Collected data:
┄┄┄┄┄┄

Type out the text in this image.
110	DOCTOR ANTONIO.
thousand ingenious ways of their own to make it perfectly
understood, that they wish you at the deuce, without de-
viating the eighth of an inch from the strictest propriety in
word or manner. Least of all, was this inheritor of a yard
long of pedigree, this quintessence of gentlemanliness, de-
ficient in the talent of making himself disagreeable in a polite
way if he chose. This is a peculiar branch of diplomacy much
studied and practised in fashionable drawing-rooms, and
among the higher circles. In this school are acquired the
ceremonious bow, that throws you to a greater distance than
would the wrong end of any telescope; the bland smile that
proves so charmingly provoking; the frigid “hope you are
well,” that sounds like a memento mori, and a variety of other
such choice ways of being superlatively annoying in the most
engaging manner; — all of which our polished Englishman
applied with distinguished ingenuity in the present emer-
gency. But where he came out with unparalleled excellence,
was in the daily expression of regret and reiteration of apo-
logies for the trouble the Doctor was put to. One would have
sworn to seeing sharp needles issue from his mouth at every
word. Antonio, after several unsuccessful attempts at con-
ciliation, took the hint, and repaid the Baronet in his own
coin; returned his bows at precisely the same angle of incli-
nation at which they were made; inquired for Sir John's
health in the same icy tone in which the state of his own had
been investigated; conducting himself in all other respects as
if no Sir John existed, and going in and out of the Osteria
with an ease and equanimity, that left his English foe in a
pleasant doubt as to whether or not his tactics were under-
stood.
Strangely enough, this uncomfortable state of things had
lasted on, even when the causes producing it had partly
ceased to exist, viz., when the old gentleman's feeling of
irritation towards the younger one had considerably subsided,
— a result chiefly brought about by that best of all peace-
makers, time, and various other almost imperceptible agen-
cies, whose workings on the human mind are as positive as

┄┄┄┄┄┄

▶ _Work to do_:
Each line of the material should be echoed exactly.

▶ _Response_:
Type out the text in this image.
110	DOCTOR ANTONIO.
thousand ingenious ways of their own to make it perfectly
understood, that they wish you at the deuce, without de-
viating the eighth of an inch from the strictest propriety in
word or manner. Least of all, was this inheritor of a yard
long of pedigree, this quintessence of gentlemanliness, de-
ficient in the talent of making himself disagreeable in a polite
way if he chose. This is a peculiar branch of diplomacy much
studied and practised in fashionable drawing-rooms, and
among the higher circles. In this school are acquired the
ceremonious bow, that throws you to a greater distance than
would the wrong end of any telescope; the bland smile that
proves so charmingly provoking; the frigid “hope you are
well,” that sounds like a memento mori, and a variety of other
such choice ways of being superlatively annoying in the most
engaging manner; — all of which our polished Englishman
applied with distinguished ingenuity in the present emer-
gency. But where he came out with unparalleled excellence,
was in the daily expression of regret and reiteration of apo-
logies for the trouble the Doctor was put to. One would have
sworn to seeing sharp needles issue from his mouth at every
word. Antonio, after several unsuccessful attempts at con-
ciliation, took the hint, and repaid the Baronet in his own
coin; returned his bows at precisely the same angle of incli-
nation at which they were made; inquired for Sir John's
health in the same icy tone in which the state of his own had
been investigated; conducting himself in all other respects as
if no Sir John existed, and going in and out of the Osteria
with an ease and equanimity, that left his English foe in a
pleasant doubt as to whether or not his tactics were under-
stood.
Strangely enough, this uncomfortable state of things had
lasted on, even when the causes producing it had partly
ceased to exist, viz., when the old gentleman's feeling of
irritation towards the younger one had considerably subsided,
— a result chiefly brought about by that best of all peace-
makers, time, and various other almost imperceptible agen-
cies, whose workings on the human mind are as positive as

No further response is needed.